═══ INPUT DATA

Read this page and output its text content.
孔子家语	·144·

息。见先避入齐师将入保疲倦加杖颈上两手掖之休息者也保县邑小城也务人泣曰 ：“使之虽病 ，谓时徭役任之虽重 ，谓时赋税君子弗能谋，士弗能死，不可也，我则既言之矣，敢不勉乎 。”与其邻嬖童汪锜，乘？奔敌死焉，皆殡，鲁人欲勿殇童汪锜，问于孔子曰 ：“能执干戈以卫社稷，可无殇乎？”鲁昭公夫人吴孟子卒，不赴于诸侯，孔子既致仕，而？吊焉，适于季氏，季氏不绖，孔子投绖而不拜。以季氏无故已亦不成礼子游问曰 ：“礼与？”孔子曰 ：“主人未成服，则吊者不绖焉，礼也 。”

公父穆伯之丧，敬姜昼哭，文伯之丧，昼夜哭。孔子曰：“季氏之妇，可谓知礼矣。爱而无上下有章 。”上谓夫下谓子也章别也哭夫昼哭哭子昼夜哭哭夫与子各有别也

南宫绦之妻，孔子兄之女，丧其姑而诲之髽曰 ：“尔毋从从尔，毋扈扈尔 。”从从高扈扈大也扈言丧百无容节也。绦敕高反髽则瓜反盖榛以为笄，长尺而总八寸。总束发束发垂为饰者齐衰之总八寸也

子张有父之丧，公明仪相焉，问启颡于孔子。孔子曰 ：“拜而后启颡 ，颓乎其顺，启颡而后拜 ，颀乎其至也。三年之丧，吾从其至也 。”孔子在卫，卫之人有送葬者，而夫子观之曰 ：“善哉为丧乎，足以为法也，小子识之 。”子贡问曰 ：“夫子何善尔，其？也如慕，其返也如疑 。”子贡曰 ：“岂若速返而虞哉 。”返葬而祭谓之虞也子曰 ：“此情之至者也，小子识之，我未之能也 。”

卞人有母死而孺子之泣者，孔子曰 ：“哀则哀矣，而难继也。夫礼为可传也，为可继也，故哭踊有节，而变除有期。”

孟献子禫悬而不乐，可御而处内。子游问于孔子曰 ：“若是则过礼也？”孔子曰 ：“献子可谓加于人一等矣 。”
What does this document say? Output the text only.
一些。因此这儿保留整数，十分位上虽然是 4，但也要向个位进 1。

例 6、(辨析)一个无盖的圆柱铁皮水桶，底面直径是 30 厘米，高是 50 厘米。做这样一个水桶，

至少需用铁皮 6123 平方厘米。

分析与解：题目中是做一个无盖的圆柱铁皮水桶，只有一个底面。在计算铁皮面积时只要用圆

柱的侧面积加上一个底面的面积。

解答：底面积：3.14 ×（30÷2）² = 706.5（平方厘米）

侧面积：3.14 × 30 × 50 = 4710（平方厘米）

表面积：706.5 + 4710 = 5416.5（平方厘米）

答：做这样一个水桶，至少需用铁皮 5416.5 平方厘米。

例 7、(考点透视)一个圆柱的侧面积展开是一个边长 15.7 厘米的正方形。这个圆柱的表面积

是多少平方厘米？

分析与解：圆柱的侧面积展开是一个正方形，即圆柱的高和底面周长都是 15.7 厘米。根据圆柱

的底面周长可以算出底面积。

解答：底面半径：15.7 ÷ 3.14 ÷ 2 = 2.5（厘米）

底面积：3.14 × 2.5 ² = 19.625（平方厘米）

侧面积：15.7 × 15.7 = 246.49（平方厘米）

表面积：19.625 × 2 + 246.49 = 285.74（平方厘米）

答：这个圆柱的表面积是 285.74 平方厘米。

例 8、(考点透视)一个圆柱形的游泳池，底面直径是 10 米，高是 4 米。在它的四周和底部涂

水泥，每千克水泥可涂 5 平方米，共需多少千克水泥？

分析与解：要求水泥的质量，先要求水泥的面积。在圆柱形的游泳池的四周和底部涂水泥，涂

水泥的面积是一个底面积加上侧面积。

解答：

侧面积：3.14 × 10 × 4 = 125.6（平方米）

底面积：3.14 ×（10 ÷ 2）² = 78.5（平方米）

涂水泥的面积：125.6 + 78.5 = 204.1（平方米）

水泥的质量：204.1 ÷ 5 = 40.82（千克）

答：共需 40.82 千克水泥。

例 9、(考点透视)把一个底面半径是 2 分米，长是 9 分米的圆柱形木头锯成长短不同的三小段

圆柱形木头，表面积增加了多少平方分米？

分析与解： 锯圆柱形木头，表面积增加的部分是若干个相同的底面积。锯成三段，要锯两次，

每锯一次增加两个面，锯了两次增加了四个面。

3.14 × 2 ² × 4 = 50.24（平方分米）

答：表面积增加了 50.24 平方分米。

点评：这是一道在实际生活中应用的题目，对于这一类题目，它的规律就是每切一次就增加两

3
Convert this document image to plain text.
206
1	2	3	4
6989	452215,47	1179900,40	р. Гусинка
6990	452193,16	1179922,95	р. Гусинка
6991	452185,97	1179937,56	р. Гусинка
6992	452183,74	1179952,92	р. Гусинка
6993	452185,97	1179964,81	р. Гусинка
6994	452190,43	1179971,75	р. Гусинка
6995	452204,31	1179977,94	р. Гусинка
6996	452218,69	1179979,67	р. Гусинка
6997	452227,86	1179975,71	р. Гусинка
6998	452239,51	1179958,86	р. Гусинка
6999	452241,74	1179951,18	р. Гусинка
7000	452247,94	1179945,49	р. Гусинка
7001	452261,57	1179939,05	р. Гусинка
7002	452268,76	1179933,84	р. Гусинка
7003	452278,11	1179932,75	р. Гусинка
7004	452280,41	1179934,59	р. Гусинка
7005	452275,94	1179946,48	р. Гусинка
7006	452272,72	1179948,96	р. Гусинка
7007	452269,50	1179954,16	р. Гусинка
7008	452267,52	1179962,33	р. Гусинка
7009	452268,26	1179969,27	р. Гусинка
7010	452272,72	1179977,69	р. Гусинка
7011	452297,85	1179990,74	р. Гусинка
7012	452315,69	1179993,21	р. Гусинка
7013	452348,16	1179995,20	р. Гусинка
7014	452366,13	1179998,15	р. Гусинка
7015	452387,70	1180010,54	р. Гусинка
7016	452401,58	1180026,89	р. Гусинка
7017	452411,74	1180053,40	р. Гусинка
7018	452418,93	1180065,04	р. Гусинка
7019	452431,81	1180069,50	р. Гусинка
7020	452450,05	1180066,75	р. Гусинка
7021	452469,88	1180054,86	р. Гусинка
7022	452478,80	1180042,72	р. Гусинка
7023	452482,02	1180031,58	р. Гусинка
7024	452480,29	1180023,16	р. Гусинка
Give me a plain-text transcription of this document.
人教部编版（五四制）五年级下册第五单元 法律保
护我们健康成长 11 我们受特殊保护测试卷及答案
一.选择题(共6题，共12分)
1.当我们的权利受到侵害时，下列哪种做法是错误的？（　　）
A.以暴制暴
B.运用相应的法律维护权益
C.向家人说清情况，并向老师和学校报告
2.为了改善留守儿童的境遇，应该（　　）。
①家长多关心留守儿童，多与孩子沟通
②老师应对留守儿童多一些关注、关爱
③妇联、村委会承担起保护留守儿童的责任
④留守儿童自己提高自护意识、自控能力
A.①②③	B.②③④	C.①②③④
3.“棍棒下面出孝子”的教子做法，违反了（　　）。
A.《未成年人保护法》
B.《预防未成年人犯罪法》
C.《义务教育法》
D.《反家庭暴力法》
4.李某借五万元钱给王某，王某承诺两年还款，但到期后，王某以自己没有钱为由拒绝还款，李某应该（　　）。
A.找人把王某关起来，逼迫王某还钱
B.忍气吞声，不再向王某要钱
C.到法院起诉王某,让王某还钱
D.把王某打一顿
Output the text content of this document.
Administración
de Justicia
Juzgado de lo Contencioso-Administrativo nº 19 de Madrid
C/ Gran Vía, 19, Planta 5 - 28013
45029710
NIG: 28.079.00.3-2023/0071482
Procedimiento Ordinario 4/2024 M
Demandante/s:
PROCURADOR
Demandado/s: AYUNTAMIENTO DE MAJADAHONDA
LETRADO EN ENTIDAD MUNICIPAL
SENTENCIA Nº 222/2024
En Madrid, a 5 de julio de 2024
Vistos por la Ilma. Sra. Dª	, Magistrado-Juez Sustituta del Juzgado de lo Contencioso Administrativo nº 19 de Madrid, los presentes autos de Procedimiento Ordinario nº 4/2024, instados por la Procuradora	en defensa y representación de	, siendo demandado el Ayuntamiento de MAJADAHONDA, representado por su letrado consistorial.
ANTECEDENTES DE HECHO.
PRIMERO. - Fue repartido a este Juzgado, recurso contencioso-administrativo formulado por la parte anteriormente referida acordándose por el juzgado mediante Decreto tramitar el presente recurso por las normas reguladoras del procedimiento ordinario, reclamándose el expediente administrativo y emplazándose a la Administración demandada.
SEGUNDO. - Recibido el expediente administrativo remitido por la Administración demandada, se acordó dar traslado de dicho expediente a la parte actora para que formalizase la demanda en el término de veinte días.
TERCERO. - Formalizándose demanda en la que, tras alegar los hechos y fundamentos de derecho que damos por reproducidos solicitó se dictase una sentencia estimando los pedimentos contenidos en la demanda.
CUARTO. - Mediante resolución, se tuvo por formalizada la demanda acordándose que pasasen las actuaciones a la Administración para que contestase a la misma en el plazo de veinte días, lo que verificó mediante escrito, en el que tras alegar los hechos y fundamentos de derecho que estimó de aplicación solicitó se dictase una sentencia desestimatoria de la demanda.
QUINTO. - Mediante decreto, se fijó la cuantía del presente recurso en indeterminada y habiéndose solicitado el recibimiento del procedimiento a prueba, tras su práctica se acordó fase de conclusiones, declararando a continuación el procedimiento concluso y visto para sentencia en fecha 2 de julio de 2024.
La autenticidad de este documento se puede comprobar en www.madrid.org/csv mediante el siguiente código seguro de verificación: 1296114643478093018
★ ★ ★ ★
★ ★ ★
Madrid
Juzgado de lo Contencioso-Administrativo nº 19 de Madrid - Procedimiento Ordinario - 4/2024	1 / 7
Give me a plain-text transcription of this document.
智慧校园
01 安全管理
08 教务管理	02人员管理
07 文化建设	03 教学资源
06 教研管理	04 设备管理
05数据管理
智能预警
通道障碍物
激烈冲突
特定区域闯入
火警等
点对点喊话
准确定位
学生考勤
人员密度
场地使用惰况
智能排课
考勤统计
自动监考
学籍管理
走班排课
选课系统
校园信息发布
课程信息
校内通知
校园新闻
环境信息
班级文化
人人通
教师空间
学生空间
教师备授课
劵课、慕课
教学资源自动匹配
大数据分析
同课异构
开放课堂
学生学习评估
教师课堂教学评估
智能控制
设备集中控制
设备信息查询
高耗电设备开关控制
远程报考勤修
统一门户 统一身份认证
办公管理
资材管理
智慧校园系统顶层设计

══════

**DO THIS**:
Identify every line above that includes the word "做这样一个水桶", and show those lines.

**FINISHED EXERCISE**:
例 6、(辨析)一个无盖的圆柱铁皮水桶，底面直径是 30 厘米，高是 50 厘米。做这样一个水桶，
答：做这样一个水桶，至少需用铁皮 5416.5 平方厘米。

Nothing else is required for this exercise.